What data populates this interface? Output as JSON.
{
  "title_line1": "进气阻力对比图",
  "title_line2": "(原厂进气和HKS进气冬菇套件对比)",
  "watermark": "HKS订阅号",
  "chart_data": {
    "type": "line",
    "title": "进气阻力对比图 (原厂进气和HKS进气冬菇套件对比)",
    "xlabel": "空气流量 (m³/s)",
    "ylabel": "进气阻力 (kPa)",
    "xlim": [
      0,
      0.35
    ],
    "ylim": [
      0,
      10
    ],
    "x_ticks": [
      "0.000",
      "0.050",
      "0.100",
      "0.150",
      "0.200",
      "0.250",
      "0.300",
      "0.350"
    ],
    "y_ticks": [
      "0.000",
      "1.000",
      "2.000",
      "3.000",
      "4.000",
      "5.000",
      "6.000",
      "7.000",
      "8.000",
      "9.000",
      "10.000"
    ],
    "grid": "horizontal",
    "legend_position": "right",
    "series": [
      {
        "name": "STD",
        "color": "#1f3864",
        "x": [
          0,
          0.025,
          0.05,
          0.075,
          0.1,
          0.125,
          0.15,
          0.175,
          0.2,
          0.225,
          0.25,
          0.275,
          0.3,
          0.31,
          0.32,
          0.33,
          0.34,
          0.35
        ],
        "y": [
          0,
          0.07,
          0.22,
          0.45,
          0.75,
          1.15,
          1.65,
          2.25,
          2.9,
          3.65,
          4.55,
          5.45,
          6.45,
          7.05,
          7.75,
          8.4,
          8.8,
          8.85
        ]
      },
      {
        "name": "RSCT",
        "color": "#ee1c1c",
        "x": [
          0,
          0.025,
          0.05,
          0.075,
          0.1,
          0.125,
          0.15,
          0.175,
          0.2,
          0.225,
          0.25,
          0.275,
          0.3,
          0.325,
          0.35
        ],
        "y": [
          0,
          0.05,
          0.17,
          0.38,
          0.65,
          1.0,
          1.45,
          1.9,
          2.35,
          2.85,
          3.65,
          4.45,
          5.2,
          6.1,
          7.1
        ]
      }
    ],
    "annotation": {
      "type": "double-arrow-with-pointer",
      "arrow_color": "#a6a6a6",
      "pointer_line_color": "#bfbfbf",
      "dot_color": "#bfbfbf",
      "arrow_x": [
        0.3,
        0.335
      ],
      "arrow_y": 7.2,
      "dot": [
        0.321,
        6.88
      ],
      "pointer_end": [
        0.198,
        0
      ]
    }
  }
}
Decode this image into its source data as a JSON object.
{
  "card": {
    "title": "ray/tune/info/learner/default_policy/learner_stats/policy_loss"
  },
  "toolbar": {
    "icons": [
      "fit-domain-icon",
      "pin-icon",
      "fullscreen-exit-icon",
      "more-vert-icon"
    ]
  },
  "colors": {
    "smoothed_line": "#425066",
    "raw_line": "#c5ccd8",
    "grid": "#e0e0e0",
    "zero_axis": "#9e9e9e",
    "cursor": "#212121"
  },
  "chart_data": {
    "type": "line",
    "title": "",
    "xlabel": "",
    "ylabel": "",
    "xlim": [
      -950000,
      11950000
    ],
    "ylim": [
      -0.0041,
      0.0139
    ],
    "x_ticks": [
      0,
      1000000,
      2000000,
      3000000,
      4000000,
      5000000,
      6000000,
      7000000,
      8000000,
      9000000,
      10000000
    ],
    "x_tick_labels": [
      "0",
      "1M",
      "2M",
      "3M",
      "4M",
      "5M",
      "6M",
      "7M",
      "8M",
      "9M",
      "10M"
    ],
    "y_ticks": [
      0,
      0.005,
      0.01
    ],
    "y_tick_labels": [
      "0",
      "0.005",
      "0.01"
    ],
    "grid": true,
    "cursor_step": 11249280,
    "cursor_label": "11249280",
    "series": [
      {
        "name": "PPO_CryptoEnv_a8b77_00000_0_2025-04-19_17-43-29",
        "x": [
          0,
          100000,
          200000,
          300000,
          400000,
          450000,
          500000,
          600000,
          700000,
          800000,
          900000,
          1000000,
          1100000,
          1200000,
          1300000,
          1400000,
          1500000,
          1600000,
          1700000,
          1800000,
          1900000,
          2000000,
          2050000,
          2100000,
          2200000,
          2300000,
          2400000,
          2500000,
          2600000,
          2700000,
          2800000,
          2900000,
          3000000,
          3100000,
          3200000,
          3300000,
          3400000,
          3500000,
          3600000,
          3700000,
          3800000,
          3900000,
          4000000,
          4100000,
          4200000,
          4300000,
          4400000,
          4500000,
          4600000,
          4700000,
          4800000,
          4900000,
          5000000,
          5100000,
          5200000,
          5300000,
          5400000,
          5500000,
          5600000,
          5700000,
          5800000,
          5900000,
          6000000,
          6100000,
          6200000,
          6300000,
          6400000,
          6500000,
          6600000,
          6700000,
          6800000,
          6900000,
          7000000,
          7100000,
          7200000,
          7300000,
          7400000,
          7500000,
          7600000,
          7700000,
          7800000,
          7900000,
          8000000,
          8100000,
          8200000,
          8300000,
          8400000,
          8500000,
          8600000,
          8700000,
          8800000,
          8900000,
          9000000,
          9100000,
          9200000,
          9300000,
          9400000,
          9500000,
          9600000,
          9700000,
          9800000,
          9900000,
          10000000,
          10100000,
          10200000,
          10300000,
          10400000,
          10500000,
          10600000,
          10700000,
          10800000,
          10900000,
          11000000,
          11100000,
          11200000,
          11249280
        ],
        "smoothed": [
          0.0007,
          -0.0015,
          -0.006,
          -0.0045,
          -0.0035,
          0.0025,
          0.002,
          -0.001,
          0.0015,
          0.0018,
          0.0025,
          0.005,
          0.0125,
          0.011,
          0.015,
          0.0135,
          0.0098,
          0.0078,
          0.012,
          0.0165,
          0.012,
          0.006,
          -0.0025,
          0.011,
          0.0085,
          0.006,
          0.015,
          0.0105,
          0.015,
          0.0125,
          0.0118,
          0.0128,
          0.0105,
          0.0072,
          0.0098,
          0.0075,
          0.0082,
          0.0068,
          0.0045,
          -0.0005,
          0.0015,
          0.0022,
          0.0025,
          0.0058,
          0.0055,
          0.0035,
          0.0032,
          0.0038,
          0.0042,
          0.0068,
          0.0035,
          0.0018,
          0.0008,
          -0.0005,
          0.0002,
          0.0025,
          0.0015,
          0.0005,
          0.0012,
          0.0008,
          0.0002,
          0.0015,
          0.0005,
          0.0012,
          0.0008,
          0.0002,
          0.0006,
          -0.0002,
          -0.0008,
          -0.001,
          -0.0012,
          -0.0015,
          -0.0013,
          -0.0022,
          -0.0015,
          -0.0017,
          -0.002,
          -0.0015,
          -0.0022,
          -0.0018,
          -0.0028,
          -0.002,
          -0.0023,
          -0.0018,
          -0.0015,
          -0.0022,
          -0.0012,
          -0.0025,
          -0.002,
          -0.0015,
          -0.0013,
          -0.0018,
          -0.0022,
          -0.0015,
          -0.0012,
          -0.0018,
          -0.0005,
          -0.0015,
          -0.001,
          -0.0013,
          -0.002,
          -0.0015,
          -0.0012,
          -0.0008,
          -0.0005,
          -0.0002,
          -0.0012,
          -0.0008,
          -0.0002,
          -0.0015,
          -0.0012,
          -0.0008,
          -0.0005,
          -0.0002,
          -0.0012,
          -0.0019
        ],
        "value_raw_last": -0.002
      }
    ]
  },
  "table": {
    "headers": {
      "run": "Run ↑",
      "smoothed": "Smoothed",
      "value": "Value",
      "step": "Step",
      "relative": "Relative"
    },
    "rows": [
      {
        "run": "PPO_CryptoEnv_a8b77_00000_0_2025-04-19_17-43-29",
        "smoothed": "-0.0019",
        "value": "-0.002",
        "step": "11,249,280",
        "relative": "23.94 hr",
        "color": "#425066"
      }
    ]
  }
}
———
_The exercise_.
Return every line of the material exactly.

_Answer for the task_.
What data populates this interface? Output as JSON.
{
  "title_line1": "进气阻力对比图",
  "title_line2": "(原厂进气和HKS进气冬菇套件对比)",
  "watermark": "HKS订阅号",
  "chart_data": {
    "type": "line",
    "title": "进气阻力对比图 (原厂进气和HKS进气冬菇套件对比)",
    "xlabel": "空气流量 (m³/s)",
    "ylabel": "进气阻力 (kPa)",
    "xlim": [
      0,
      0.35
    ],
    "ylim": [
      0,
      10
    ],
    "x_ticks": [
      "0.000",
      "0.050",
      "0.100",
      "0.150",
      "0.200",
      "0.250",
      "0.300",
      "0.350"
    ],
    "y_ticks": [
      "0.000",
      "1.000",
      "2.000",
      "3.000",
      "4.000",
      "5.000",
      "6.000",
      "7.000",
      "8.000",
      "9.000",
      "10.000"
    ],
    "grid": "horizontal",
    "legend_position": "right",
    "series": [
      {
        "name": "STD",
        "color": "#1f3864",
        "x": [
          0,
          0.025,
          0.05,
          0.075,
          0.1,
          0.125,
          0.15,
          0.175,
          0.2,
          0.225,
          0.25,
          0.275,
          0.3,
          0.31,
          0.32,
          0.33,
          0.34,
          0.35
        ],
        "y": [
          0,
          0.07,
          0.22,
          0.45,
          0.75,
          1.15,
          1.65,
          2.25,
          2.9,
          3.65,
          4.55,
          5.45,
          6.45,
          7.05,
          7.75,
          8.4,
          8.8,
          8.85
        ]
      },
      {
        "name": "RSCT",
        "color": "#ee1c1c",
        "x": [
          0,
          0.025,
          0.05,
          0.075,
          0.1,
          0.125,
          0.15,
          0.175,
          0.2,
          0.225,
          0.25,
          0.275,
          0.3,
          0.325,
          0.35
        ],
        "y": [
          0,
          0.05,
          0.17,
          0.38,
          0.65,
          1.0,
          1.45,
          1.9,
          2.35,
          2.85,
          3.65,
          4.45,
          5.2,
          6.1,
          7.1
        ]
      }
    ],
    "annotation": {
      "type": "double-arrow-with-pointer",
      "arrow_color": "#a6a6a6",
      "pointer_line_color": "#bfbfbf",
      "dot_color": "#bfbfbf",
      "arrow_x": [
        0.3,
        0.335
      ],
      "arrow_y": 7.2,
      "dot": [
        0.321,
        6.88
      ],
      "pointer_end": [
        0.198,
        0
      ]
    }
  }
}
Decode this image into its source data as a JSON object.
{
  "card": {
    "title": "ray/tune/info/learner/default_policy/learner_stats/policy_loss"
  },
  "toolbar": {
    "icons": [
      "fit-domain-icon",
      "pin-icon",
      "fullscreen-exit-icon",
      "more-vert-icon"
    ]
  },
  "colors": {
    "smoothed_line": "#425066",
    "raw_line": "#c5ccd8",
    "grid": "#e0e0e0",
    "zero_axis": "#9e9e9e",
    "cursor": "#212121"
  },
  "chart_data": {
    "type": "line",
    "title": "",
    "xlabel": "",
    "ylabel": "",
    "xlim": [
      -950000,
      11950000
    ],
    "ylim": [
      -0.0041,
      0.0139
    ],
    "x_ticks": [
      0,
      1000000,
      2000000,
      3000000,
      4000000,
      5000000,
      6000000,
      7000000,
      8000000,
      9000000,
      10000000
    ],
    "x_tick_labels": [
      "0",
      "1M",
      "2M",
      "3M",
      "4M",
      "5M",
      "6M",
      "7M",
      "8M",
      "9M",
      "10M"
    ],
    "y_ticks": [
      0,
      0.005,
      0.01
    ],
    "y_tick_labels": [
      "0",
      "0.005",
      "0.01"
    ],
    "grid": true,
    "cursor_step": 11249280,
    "cursor_label": "11249280",
    "series": [
      {
        "name": "PPO_CryptoEnv_a8b77_00000_0_2025-04-19_17-43-29",
        "x": [
          0,
          100000,
          200000,
          300000,
          400000,
          450000,
          500000,
          600000,
          700000,
          800000,
          900000,
          1000000,
          1100000,
          1200000,
          1300000,
          1400000,
          1500000,
          1600000,
          1700000,
          1800000,
          1900000,
          2000000,
          2050000,
          2100000,
          2200000,
          2300000,
          2400000,
          2500000,
          2600000,
          2700000,
          2800000,
          2900000,
          3000000,
          3100000,
          3200000,
          3300000,
          3400000,
          3500000,
          3600000,
          3700000,
          3800000,
          3900000,
          4000000,
          4100000,
          4200000,
          4300000,
          4400000,
          4500000,
          4600000,
          4700000,
          4800000,
          4900000,
          5000000,
          5100000,
          5200000,
          5300000,
          5400000,
          5500000,
          5600000,
          5700000,
          5800000,
          5900000,
          6000000,
          6100000,
          6200000,
          6300000,
          6400000,
          6500000,
          6600000,
          6700000,
          6800000,
          6900000,
          7000000,
          7100000,
          7200000,
          7300000,
          7400000,
          7500000,
          7600000,
          7700000,
          7800000,
          7900000,
          8000000,
          8100000,
          8200000,
          8300000,
          8400000,
          8500000,
          8600000,
          8700000,
          8800000,
          8900000,
          9000000,
          9100000,
          9200000,
          9300000,
          9400000,
          9500000,
          9600000,
          9700000,
          9800000,
          9900000,
          10000000,
          10100000,
          10200000,
          10300000,
          10400000,
          10500000,
          10600000,
          10700000,
          10800000,
          10900000,
          11000000,
          11100000,
          11200000,
          11249280
        ],
        "smoothed": [
          0.0007,
          -0.0015,
          -0.006,
          -0.0045,
          -0.0035,
          0.0025,
          0.002,
          -0.001,
          0.0015,
          0.0018,
          0.0025,
          0.005,
          0.0125,
          0.011,
          0.015,
          0.0135,
          0.0098,
          0.0078,
          0.012,
          0.0165,
          0.012,
          0.006,
          -0.0025,
          0.011,
          0.0085,
          0.006,
          0.015,
          0.0105,
          0.015,
          0.0125,
          0.0118,
          0.0128,
          0.0105,
          0.0072,
          0.0098,
          0.0075,
          0.0082,
          0.0068,
          0.0045,
          -0.0005,
          0.0015,
          0.0022,
          0.0025,
          0.0058,
          0.0055,
          0.0035,
          0.0032,
          0.0038,
          0.0042,
          0.0068,
          0.0035,
          0.0018,
          0.0008,
          -0.0005,
          0.0002,
          0.0025,
          0.0015,
          0.0005,
          0.0012,
          0.0008,
          0.0002,
          0.0015,
          0.0005,
          0.0012,
          0.0008,
          0.0002,
          0.0006,
          -0.0002,
          -0.0008,
          -0.001,
          -0.0012,
          -0.0015,
          -0.0013,
          -0.0022,
          -0.0015,
          -0.0017,
          -0.002,
          -0.0015,
          -0.0022,
          -0.0018,
          -0.0028,
          -0.002,
          -0.0023,
          -0.0018,
          -0.0015,
          -0.0022,
          -0.0012,
          -0.0025,
          -0.002,
          -0.0015,
          -0.0013,
          -0.0018,
          -0.0022,
          -0.0015,
          -0.0012,
          -0.0018,
          -0.0005,
          -0.0015,
          -0.001,
          -0.0013,
          -0.002,
          -0.0015,
          -0.0012,
          -0.0008,
          -0.0005,
          -0.0002,
          -0.0012,
          -0.0008,
          -0.0002,
          -0.0015,
          -0.0012,
          -0.0008,
          -0.0005,
          -0.0002,
          -0.0012,
          -0.0019
        ],
        "value_raw_last": -0.002
      }
    ]
  },
  "table": {
    "headers": {
      "run": "Run ↑",
      "smoothed": "Smoothed",
      "value": "Value",
      "step": "Step",
      "relative": "Relative"
    },
    "rows": [
      {
        "run": "PPO_CryptoEnv_a8b77_00000_0_2025-04-19_17-43-29",
        "smoothed": "-0.0019",
        "value": "-0.002",
        "step": "11,249,280",
        "relative": "23.94 hr",
        "color": "#425066"
      }
    ]
  }
}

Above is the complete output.